EXTRAIT DU TEXTE:

——

Après lecture de cet arrêt rendu par cette « haute juridiction » congolaise sous RP 3757 en catimini en date du 12 juillet 2013 au lieu du 15 juillet 2013 comme initialement annoncé par le Président de la chambre, sieur Bikoma en date du 08 juillet 2013, il y a lieu de relever ce qui suit :
  Quant à la forme
Il y a des graves violations de la loi premièrement celles de  l’art 21 al 1 de la Constitution qui dispose : « Tout jugement est écrit et motivé. Il est prononcé en audience publique » deuxièmement celle de l’art 43 de la loi organique n°13/011-B du 11 avril 2013 portant Organisation, fonctionnement et compétences des juridictions de droit commun qui veut qu’une ordonnance du reste motivée soit prise et notifiée aux parties lorsqu’on a dépassé le délai ou la date du prononcé fixée.

 Il est de principe que le jugement est prononcé en audience publique et en présence des prévenus ou requérants, pourquoi n’en a-t-il  pas été le cas dans le dossier d’Eric ? Pourquoi est-ce que le juge n’a pas respecté la date fixée c'est-à-dire le 15 et a préféré prononcer en catimini le 12 juillet ? Par ailleurs, l’affaire ne figurait aucunement  sur l’extrait du rôle de cette date là en violation des dispositions de l’article 25 de l’arrêté d’organisation judiciaire du 20 aout 1979 qui dispose : « Le greffier établit un extrait du rôle pour chaque audience.
Cet extrait mentionne les causes introduites ou renvoyées pour ce jour; il est affiché au greffe et à la porte de la salle d’audience au moins huit jours avant la date de l’audience pour la Cour suprême de justice et au moins deux jours avant pour la Cour d’appel et le tribunal de grande instance ».

——

LIGNES DE DONNÉES:
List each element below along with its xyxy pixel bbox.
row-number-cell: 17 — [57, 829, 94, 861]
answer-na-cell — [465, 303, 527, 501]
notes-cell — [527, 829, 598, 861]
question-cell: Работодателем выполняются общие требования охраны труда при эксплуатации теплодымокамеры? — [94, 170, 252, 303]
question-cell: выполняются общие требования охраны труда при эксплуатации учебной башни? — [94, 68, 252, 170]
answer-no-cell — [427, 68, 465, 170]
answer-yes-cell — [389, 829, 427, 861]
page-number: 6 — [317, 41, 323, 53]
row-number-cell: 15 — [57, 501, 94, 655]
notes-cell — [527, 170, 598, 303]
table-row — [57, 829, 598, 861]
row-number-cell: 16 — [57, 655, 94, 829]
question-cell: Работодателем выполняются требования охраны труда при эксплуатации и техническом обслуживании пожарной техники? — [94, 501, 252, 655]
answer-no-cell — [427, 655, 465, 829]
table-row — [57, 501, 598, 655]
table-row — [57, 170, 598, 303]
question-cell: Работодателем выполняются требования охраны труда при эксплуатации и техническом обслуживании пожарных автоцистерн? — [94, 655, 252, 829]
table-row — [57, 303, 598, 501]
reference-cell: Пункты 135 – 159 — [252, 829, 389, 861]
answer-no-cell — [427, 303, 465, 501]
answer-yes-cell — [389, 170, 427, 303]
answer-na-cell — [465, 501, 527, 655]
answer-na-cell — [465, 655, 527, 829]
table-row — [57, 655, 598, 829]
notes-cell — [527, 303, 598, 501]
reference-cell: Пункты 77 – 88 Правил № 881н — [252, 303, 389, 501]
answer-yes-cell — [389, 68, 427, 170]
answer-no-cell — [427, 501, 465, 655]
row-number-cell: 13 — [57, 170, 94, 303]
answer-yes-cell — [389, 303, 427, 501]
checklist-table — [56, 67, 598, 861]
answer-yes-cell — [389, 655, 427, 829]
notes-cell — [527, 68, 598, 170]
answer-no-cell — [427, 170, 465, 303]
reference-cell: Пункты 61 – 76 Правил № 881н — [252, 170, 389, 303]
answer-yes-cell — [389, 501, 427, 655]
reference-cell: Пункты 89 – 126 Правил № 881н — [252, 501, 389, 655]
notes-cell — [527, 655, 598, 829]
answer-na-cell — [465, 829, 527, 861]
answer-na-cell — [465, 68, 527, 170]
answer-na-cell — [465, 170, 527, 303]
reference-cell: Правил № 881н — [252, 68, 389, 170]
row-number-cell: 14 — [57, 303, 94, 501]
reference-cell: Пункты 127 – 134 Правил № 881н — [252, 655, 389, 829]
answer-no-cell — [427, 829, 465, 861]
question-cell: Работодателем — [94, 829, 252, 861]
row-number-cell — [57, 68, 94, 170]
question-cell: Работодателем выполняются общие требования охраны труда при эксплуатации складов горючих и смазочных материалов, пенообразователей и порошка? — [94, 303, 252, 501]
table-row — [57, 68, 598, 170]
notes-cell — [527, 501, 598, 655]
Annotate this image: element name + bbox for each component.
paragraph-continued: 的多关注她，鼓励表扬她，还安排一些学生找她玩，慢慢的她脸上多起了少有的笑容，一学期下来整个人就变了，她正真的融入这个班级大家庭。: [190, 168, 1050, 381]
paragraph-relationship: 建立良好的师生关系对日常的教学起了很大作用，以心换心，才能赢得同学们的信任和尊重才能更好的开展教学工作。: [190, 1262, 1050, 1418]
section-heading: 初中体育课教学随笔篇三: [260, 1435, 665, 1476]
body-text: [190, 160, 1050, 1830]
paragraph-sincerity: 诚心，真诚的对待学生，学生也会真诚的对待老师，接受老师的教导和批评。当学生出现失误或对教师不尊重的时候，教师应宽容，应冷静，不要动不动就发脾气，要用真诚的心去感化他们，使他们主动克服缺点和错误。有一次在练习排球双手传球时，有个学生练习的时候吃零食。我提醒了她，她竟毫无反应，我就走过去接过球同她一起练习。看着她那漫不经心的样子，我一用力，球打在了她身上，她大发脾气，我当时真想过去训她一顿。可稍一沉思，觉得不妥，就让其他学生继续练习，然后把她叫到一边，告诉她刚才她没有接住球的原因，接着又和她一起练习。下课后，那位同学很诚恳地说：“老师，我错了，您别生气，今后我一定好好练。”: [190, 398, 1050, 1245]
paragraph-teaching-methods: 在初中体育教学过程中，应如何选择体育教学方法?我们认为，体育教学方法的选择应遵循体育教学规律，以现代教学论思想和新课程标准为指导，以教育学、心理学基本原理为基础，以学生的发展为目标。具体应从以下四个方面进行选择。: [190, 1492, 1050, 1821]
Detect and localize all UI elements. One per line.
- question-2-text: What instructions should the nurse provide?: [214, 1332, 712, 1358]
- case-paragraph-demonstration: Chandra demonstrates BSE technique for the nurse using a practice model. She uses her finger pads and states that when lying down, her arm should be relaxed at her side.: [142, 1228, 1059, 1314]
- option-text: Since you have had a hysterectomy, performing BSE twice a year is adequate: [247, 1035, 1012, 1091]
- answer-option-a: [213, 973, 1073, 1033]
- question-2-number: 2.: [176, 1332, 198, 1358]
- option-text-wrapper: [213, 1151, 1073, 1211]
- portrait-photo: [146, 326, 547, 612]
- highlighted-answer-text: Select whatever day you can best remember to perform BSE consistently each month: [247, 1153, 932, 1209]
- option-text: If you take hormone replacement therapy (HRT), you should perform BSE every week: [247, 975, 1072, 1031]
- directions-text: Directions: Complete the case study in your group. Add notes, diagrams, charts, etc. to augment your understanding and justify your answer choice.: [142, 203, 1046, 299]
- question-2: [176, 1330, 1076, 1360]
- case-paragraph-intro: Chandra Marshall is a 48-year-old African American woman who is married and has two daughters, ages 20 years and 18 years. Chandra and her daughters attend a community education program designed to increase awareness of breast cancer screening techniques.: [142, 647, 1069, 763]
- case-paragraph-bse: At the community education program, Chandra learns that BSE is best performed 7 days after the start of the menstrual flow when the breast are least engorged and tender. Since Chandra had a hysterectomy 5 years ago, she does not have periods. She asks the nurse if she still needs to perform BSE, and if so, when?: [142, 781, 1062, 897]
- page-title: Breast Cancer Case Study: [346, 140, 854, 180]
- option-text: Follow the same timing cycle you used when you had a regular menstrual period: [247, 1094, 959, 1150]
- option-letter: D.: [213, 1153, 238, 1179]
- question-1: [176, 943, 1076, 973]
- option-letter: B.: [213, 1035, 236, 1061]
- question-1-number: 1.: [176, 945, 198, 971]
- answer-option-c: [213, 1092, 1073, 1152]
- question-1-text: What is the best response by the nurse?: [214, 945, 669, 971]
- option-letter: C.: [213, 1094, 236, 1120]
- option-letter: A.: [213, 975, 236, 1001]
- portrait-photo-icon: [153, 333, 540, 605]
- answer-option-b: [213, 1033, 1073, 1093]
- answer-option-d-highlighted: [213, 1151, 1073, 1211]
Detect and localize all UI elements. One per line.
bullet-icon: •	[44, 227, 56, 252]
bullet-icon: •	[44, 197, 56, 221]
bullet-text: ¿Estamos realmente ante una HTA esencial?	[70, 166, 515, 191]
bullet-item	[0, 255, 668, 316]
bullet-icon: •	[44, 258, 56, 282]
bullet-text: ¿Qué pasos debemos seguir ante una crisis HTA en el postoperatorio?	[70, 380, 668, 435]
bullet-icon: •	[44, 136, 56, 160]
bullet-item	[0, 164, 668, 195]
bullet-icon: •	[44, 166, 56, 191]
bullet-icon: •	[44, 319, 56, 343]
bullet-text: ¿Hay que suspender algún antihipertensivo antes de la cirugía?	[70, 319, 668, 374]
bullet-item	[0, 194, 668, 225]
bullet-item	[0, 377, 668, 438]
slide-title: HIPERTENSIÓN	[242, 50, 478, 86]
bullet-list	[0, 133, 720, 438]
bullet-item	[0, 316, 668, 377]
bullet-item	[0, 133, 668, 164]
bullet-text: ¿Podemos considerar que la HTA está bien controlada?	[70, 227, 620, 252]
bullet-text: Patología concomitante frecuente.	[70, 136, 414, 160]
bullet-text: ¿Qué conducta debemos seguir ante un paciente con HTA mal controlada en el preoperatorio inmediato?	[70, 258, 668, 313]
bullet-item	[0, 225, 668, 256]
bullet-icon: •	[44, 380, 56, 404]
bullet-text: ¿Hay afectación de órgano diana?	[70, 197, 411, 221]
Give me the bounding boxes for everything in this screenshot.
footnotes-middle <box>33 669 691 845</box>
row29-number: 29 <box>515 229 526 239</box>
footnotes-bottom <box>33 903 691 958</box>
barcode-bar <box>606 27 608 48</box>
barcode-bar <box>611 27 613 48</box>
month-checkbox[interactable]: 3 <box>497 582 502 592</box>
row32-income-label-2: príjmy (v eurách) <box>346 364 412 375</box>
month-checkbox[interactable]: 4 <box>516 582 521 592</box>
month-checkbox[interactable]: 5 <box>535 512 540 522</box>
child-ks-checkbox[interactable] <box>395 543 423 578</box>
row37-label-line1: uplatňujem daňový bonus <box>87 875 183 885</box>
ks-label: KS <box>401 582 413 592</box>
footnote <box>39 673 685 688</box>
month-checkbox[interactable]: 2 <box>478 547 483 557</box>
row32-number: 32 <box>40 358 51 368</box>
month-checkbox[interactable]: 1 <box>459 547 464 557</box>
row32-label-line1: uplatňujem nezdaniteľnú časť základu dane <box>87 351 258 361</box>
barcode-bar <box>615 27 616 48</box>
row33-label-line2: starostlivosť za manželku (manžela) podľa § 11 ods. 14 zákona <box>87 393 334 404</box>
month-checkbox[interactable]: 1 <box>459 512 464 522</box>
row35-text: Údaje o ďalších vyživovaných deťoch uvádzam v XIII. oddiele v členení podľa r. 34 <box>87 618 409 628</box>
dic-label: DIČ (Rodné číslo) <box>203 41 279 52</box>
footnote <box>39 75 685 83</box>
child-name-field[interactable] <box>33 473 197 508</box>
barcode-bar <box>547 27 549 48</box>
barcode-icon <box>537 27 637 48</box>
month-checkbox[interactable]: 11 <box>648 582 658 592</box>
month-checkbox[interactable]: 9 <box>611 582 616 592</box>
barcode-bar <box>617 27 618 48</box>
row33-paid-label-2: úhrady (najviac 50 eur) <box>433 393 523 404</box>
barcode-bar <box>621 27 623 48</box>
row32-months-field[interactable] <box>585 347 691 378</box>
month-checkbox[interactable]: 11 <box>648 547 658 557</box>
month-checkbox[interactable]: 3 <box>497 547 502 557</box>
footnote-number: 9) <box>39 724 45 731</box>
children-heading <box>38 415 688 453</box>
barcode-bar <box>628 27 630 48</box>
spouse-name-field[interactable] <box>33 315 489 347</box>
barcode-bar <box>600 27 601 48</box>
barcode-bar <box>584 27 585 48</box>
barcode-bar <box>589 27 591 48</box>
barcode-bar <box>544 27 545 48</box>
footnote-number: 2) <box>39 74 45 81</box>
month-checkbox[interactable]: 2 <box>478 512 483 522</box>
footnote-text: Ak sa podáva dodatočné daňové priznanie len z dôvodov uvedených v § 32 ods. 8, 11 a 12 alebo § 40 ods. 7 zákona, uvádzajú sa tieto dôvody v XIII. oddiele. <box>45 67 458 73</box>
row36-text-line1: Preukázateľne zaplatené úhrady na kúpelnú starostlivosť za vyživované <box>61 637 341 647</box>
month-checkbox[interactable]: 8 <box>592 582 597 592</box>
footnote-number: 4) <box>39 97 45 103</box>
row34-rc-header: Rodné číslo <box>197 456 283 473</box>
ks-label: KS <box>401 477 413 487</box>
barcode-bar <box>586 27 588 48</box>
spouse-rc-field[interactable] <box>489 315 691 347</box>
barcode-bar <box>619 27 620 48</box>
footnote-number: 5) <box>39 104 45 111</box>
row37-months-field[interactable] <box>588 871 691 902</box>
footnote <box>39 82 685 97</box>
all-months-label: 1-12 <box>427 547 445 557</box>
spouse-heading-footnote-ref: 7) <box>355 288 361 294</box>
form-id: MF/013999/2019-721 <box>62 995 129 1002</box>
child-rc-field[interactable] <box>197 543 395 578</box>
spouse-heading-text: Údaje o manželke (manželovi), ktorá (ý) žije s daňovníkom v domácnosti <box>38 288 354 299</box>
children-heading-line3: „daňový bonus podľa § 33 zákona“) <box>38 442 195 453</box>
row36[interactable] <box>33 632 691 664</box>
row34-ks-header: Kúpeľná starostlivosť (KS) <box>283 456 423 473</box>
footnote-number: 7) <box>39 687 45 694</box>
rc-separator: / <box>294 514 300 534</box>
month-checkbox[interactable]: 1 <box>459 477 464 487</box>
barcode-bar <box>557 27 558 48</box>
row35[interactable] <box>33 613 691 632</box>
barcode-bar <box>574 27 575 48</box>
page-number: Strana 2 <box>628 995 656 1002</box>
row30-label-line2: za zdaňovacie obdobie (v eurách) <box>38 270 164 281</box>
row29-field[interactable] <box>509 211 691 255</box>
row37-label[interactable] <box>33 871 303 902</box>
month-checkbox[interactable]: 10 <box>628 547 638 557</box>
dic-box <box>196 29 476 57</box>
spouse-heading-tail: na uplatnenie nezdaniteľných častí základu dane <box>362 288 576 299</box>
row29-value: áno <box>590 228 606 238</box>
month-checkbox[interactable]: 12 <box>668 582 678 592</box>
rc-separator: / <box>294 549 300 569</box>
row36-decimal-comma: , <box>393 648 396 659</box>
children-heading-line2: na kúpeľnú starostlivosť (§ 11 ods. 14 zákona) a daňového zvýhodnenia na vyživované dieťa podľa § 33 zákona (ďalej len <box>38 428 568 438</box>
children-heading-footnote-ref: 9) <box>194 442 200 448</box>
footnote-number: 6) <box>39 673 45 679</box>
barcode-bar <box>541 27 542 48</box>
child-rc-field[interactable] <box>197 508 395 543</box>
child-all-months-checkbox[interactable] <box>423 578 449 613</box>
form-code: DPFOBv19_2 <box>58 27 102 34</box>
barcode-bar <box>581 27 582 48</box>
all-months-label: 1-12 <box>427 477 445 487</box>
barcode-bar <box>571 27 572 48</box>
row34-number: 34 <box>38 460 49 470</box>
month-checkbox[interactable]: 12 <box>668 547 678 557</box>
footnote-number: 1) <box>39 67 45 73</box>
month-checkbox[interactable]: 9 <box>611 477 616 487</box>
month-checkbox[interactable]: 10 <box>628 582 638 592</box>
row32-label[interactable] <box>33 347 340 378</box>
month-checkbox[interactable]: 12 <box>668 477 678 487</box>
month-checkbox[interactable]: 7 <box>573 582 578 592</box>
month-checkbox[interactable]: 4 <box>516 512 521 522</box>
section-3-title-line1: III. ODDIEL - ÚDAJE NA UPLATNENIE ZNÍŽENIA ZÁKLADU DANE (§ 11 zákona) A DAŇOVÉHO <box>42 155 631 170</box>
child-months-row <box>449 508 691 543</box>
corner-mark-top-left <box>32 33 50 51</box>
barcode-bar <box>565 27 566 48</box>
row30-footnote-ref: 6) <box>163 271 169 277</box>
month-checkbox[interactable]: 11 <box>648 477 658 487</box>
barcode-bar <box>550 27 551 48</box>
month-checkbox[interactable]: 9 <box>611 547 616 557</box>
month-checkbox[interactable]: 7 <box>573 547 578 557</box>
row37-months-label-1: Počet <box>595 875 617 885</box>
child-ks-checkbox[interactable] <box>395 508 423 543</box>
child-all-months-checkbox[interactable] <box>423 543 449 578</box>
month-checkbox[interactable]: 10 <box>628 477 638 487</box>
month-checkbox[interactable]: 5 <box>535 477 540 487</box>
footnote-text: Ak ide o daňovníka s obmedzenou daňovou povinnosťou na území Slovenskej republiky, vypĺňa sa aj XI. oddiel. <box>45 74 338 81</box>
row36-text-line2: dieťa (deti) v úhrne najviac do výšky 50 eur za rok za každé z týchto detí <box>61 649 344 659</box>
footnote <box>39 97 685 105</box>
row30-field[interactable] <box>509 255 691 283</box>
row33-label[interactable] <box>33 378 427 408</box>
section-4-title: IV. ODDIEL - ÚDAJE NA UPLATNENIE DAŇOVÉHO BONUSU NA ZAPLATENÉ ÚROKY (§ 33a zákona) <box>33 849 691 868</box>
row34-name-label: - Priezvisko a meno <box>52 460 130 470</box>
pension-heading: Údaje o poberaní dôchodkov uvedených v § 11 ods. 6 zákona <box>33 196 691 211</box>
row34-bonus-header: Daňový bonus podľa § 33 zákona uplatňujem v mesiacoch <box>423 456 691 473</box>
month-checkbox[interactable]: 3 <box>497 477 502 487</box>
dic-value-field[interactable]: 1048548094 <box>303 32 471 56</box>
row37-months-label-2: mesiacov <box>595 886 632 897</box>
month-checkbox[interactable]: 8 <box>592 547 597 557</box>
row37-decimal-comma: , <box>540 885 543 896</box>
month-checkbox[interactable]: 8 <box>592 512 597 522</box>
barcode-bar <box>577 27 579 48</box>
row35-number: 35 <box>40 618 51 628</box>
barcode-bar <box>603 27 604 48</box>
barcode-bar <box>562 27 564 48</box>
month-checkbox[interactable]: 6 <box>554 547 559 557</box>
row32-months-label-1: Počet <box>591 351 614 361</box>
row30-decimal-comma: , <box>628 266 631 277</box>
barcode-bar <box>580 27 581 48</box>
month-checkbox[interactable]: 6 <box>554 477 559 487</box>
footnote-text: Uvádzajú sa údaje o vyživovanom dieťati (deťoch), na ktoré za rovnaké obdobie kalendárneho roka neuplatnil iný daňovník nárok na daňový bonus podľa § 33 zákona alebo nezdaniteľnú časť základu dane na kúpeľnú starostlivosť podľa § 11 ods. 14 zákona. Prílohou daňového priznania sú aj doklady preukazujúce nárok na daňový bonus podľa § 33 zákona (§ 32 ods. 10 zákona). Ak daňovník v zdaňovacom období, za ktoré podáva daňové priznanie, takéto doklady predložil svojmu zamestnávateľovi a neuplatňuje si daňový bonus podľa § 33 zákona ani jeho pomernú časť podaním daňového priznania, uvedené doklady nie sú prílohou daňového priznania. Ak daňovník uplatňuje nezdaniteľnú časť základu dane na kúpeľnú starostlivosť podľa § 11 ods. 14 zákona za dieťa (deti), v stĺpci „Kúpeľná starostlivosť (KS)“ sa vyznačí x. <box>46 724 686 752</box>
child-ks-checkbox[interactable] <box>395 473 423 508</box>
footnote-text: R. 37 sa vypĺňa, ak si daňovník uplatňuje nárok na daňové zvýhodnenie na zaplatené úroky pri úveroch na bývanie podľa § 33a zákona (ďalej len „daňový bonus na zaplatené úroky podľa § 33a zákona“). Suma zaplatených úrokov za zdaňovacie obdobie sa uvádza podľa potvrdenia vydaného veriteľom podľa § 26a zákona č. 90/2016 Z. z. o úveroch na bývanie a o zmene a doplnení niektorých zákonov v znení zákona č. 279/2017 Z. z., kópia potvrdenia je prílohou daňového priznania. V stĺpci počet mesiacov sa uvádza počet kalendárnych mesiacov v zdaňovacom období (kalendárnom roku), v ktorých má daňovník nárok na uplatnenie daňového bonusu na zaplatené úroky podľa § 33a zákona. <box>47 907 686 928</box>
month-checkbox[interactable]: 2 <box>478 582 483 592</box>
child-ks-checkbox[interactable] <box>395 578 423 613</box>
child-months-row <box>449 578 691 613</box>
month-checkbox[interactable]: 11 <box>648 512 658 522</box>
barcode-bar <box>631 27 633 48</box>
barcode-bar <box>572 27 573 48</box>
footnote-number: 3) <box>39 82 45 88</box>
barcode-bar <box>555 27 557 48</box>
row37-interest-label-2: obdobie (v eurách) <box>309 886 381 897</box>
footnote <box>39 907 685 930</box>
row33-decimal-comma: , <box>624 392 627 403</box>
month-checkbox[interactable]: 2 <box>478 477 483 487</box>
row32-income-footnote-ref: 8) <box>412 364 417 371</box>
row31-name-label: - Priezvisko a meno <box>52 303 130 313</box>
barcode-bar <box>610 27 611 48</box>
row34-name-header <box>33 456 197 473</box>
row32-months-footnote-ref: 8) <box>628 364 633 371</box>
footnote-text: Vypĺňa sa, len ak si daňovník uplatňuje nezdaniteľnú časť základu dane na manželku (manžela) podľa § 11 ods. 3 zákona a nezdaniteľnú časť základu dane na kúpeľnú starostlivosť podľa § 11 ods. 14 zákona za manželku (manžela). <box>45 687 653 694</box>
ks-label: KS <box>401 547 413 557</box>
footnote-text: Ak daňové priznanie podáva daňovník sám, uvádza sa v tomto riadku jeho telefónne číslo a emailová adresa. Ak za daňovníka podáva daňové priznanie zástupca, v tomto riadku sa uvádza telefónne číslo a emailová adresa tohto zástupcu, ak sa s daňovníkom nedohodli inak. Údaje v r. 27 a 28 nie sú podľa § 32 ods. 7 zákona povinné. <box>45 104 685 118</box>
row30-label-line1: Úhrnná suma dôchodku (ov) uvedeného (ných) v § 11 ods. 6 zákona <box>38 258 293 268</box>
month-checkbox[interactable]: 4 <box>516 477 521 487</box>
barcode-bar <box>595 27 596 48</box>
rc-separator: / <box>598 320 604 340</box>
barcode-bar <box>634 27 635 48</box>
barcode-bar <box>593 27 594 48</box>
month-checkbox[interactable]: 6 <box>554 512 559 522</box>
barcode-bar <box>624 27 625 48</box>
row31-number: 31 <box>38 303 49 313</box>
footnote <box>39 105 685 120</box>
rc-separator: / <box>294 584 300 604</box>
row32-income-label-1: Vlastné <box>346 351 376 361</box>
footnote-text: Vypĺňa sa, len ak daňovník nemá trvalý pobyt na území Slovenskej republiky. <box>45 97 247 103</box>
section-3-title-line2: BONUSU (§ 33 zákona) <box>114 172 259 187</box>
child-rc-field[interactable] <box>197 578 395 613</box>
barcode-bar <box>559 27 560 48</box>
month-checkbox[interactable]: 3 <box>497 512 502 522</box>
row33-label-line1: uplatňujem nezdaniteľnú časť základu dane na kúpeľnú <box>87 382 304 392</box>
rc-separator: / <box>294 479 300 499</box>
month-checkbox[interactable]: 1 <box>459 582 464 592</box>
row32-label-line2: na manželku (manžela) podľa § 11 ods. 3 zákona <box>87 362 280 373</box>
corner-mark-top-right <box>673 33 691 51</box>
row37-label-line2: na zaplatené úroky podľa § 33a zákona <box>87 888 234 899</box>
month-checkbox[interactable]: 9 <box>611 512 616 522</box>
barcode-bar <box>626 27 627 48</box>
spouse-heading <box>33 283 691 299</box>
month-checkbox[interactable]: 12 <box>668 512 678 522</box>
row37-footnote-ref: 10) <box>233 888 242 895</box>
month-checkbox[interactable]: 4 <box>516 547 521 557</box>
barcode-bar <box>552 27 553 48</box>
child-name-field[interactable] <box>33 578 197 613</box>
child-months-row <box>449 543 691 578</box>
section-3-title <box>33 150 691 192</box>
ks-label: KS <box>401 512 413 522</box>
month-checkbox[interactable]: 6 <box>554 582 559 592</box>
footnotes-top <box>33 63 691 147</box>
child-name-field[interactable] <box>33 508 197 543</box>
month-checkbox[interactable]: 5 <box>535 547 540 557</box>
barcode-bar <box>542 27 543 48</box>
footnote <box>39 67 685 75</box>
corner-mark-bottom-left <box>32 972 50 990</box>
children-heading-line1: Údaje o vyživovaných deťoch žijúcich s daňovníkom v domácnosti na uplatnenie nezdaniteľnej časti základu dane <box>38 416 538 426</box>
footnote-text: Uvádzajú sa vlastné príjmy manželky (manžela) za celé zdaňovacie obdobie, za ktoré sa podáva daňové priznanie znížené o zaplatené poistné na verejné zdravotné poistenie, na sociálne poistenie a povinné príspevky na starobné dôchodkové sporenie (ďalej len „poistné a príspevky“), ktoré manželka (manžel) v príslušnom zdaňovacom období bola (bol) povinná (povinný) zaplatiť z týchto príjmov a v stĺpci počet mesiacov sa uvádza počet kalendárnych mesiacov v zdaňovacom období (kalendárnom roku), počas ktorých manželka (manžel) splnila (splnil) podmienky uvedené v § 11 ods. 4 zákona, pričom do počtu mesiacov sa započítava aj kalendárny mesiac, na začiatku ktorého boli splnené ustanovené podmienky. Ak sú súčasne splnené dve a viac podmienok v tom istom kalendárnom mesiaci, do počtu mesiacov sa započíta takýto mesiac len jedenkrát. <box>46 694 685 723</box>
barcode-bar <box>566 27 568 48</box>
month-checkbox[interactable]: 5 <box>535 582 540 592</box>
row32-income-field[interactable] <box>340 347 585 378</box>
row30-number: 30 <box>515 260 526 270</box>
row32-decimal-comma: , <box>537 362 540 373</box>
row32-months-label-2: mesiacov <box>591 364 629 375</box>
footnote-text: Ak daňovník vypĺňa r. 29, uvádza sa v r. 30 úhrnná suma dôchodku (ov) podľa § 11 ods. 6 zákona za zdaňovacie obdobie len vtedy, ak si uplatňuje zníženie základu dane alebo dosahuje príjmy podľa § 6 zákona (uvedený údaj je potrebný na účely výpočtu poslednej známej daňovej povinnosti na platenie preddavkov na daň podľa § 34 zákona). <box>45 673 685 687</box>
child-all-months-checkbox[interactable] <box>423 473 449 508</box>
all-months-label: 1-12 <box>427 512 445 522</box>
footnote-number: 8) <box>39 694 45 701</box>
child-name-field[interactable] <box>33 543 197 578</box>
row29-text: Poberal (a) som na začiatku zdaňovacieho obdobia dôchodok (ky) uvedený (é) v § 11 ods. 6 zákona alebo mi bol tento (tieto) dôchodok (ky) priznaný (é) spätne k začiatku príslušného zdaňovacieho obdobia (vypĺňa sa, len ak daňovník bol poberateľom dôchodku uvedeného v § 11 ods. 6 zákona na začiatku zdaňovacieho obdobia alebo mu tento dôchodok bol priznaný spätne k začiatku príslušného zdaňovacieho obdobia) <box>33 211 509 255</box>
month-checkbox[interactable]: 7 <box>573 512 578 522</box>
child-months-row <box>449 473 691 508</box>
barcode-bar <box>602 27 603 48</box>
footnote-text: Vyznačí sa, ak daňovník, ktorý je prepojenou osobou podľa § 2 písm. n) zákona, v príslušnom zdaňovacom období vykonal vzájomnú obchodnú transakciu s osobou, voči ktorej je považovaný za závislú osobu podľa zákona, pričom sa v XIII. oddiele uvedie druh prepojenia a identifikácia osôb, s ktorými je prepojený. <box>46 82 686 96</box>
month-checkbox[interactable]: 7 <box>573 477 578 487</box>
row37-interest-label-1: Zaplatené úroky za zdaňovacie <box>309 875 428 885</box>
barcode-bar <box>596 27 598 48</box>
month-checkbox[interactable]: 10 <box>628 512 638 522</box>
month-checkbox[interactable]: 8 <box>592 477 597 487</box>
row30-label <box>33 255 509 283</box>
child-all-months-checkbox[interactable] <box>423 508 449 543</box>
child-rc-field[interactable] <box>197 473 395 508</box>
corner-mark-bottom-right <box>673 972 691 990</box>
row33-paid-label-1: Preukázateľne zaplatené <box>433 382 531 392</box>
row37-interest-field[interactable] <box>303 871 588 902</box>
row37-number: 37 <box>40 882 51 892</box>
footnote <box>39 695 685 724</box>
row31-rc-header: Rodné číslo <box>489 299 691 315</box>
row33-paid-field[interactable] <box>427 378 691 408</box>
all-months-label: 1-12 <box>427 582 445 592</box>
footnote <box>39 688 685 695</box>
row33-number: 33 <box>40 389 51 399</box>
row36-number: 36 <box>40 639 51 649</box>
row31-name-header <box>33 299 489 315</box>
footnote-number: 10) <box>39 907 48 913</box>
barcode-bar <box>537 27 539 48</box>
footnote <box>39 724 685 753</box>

——

CONSIGNES DE L'EXERCICE:
- 1) Résumez en deux phrases le texte sur l'arrêt RP 3757.
- 2) Prolongez le texte sur l'arrêt RP 3757 en reprenant juste après sa dernière phrase.

RÉPONSES FINALES:
- 1) L'arrêt RP 3757 a été rendu en catimini le 12 juillet 2013, et non le 15 juillet 2013 comme l'avait annoncé le président de la chambre. Sur la forme, le texte y relève de graves violations de la loi : celle de l'article 21 alinéa 1 de la Constitution, celle de l'article 43 de la loi organique n°13/011-B du 11 avril 2013 et celle de l'article 25 de l'arrêté d'organisation judiciaire du 20 août 1979, puisque l'affaire ne figurait pas sur l'extrait du rôle de ce jour-là.

- 2)
Quant au fond
Cet arrêt est critiquable et ce, à tout point de vue. C’est un déni de justice car il est inimaginable de penser que tout le temps qui a été consacré pour ce dossier en plénières accouche d’une « petite » souris. Comment justifier l’agitation du Général Tim Mukunto Kiyana ainsi que de l’ANR autour du dossier jusqu’au point d’organiser « une soustraction » du dossier au greffe de la CSJ s’ils savaient que rien ne serait ébranlé. Il est à noter que toutes ces agitations ont eu lieu après que l’avis du Ministère Public ait été rendu public lequel proposait « une cassation totale sans renvoi ».
 L’on  se souviendra des propos du même Général après sa visite en prison et dernièrement  après le transfèrement d’Eric Kikunda à la Prison militaire de Ndolo il me défiera en disant que la Cour Suprême de Justice ne casserait pas cet arrêt car au cas  contraire, il aurait beaucoup à y perdre.
Analysant les différents moyens exposés par les requérants, prenons d’abord le 3e moyen sur le défaut de qualité de l’Officier du Ministère Public. C’est sur ce moyen que le Ministère Public au niveau des plénières s’était appesanti dans son avis car estimait-il que les autres moyens devenaient superfétatoires par rapport à celui là. Dans cet arrêt, le juge n’a pas mentionné cet avis même s’il n’y est pas lié. A ce sujet, lorsque nous avions soulevé la question au 1er degré, nous avions repris un arrêt de principe de la même CSJ en ces termes : «le magistrat n’entre en fonction qu’après avoir prêté serment prévu par les dispositions statutaires le régissant. La prestation de serment confère au magistrat la qualité pour exercer les fonctions auxquelles il est appelé. Par conséquent, les actes juridictionnels accomplis par le magistrat avant sa prestation de serment sont nuls. (CSJ, RP 41/CR du 26 mars 1999, MP C/ Talangai et consort, in Lukoo, La jurisprudence congolaise en droit pénal, Vol 1, 2006, p.247). Cette note de plaidoirie se trouve bel et bien dans le dossier judiciaire avec toutes les références légales appropriées.
Il est vrai qu’en tant que militaire, on ne prête serment qu’une seule fois mais ici, on a visé plutôt la qualité de magistrat lequel  doit renouveler son serment chaque fois qu’il y a promotion ou permutation. Tel a été le cas en l’espèce, donc, la réponse du juge n’est pas appropriée. Il y a quelques jours, des dizaines des magistrats militaires ont été élevés en grade, tous attendent la cérémonie de renouvellement de ce serment car c’est la loi qui l’exige et pendant tout ce temps, ils ne prestent pas.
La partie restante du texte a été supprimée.